*Material provided*.

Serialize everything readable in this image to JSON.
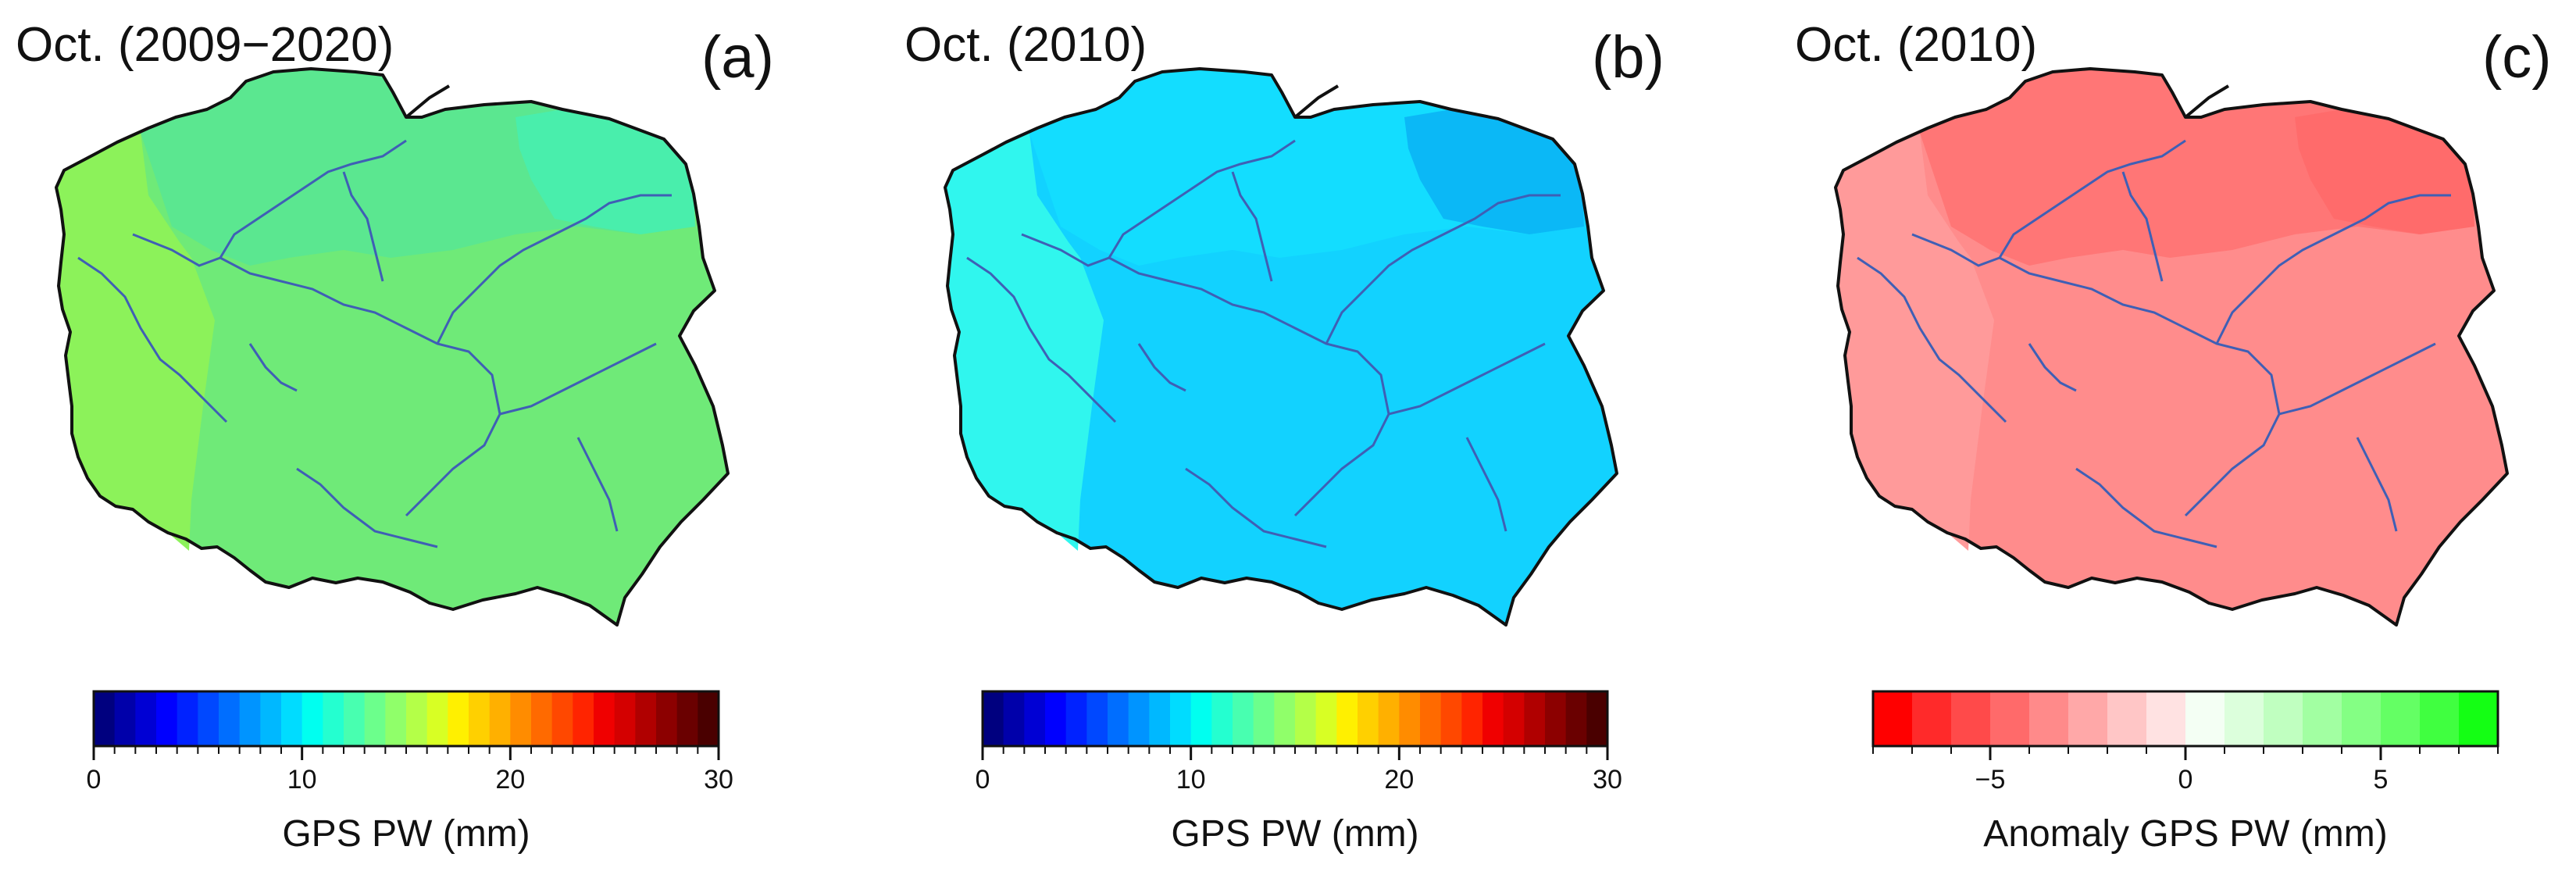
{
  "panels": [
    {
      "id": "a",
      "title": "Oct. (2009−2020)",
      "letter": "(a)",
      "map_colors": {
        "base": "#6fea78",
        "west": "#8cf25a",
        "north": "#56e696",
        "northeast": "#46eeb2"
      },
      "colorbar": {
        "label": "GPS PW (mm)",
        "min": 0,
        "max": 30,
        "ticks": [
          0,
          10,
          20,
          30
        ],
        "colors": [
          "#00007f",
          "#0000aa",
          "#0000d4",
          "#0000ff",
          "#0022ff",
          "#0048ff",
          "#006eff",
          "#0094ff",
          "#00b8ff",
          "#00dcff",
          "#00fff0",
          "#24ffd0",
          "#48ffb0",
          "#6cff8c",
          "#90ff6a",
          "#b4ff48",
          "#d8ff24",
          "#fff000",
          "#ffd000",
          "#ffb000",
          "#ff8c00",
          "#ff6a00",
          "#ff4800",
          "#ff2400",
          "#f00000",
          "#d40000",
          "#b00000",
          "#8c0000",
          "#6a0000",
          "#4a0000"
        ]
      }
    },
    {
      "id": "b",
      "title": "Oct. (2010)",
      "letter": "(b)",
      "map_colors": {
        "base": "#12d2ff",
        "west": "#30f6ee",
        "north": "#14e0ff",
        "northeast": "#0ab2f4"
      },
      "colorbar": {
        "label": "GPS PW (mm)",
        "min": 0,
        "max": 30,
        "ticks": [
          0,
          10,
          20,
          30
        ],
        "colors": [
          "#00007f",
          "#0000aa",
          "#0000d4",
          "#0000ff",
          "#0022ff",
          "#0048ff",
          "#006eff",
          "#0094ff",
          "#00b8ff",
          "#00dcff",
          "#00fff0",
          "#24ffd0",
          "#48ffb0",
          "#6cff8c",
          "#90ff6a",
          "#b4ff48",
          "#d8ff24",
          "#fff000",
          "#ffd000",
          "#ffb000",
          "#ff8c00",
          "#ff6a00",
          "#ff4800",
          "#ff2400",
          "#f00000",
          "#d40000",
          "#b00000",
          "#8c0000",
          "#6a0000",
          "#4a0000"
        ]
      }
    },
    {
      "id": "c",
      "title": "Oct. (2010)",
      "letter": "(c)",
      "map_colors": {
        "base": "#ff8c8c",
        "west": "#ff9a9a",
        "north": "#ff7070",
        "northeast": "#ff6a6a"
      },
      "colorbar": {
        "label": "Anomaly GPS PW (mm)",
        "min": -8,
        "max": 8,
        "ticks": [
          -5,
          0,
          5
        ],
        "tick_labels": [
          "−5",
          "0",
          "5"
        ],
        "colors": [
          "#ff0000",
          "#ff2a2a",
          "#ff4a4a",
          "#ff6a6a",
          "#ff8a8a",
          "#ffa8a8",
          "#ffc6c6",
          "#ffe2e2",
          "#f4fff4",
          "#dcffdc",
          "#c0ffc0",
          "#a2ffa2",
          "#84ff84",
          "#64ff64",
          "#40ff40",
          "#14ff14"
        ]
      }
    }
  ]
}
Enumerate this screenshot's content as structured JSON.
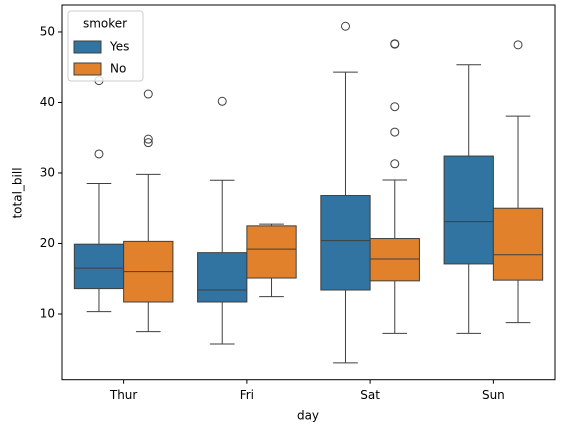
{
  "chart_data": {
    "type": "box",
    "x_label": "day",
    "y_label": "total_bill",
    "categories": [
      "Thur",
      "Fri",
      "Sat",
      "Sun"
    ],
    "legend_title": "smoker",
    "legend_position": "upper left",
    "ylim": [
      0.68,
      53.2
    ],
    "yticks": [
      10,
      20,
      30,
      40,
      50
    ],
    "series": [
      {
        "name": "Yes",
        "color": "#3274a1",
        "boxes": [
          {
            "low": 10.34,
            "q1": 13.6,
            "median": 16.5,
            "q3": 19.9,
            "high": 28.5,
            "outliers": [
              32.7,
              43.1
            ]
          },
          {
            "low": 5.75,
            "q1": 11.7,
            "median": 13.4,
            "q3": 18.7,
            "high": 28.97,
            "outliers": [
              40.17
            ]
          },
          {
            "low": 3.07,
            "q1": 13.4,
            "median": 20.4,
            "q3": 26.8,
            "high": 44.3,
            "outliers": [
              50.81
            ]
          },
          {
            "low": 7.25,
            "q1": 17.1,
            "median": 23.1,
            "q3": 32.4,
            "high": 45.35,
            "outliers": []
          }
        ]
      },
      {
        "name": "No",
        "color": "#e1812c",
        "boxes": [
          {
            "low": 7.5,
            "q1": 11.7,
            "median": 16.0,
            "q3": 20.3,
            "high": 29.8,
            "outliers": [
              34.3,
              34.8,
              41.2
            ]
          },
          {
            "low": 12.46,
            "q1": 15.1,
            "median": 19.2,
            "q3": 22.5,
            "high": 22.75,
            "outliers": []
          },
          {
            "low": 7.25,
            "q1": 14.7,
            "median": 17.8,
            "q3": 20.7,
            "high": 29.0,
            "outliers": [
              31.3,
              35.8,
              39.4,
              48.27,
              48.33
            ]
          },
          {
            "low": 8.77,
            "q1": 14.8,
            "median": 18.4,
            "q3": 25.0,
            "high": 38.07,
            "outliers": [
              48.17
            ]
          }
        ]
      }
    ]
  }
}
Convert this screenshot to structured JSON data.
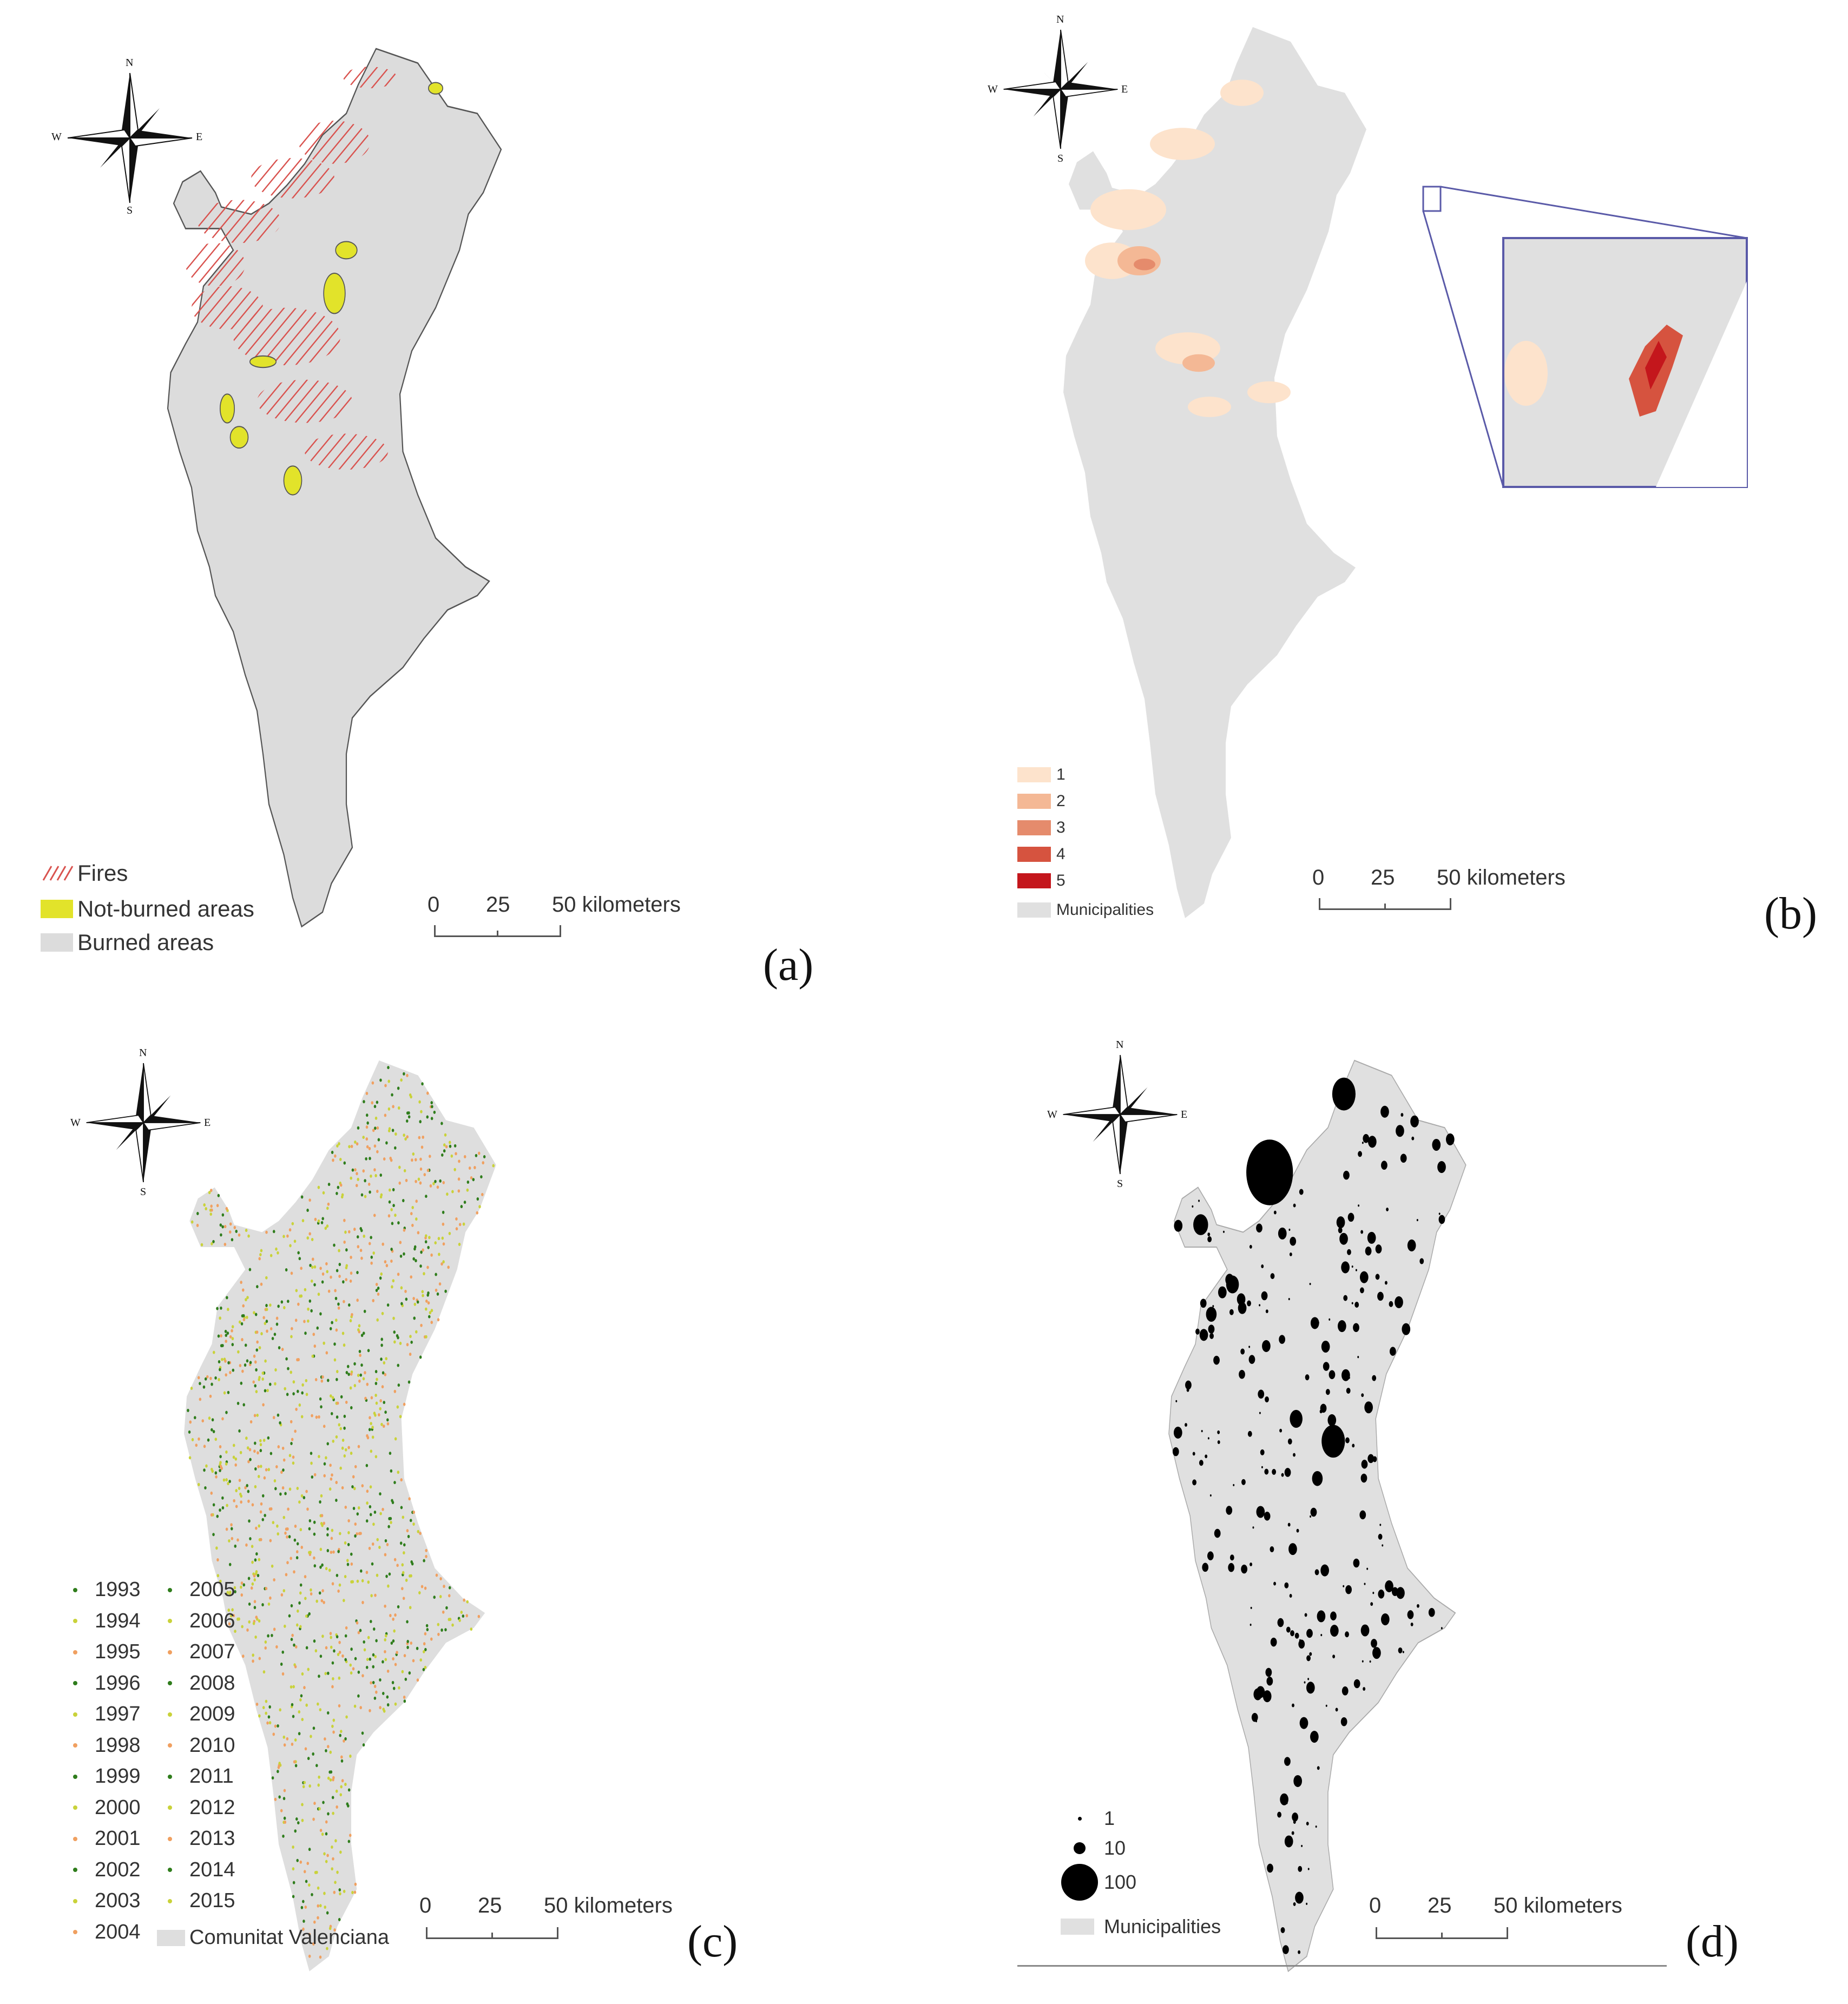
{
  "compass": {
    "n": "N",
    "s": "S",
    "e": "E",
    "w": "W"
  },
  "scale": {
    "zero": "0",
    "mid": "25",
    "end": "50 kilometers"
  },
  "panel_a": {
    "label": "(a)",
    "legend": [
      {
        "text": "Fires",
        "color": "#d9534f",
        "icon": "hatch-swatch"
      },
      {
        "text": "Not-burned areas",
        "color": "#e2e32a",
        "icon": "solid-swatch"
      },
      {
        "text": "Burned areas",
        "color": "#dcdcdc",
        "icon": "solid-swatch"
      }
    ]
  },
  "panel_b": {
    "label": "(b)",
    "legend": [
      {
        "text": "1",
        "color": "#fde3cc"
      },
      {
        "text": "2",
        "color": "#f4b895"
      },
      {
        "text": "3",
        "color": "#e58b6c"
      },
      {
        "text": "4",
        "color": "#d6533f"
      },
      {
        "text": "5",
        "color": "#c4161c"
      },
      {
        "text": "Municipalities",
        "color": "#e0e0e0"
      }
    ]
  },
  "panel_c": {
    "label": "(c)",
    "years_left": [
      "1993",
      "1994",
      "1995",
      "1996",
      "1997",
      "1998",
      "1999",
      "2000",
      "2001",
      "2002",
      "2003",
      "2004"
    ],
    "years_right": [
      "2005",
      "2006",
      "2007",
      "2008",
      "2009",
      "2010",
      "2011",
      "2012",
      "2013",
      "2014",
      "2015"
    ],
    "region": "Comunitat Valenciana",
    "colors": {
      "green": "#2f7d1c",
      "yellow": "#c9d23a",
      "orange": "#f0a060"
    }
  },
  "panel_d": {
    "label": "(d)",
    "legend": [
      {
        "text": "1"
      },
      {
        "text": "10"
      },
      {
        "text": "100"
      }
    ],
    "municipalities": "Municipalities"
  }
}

*Directions*.
Scan the listing above for the word "JSON" and show each line where it is found.

*Complete answer*.
Serialize everything readable in this image to JSON.
Enumerate this screenshot's content as structured JSON.
Convert this screenshot to structured JSON data.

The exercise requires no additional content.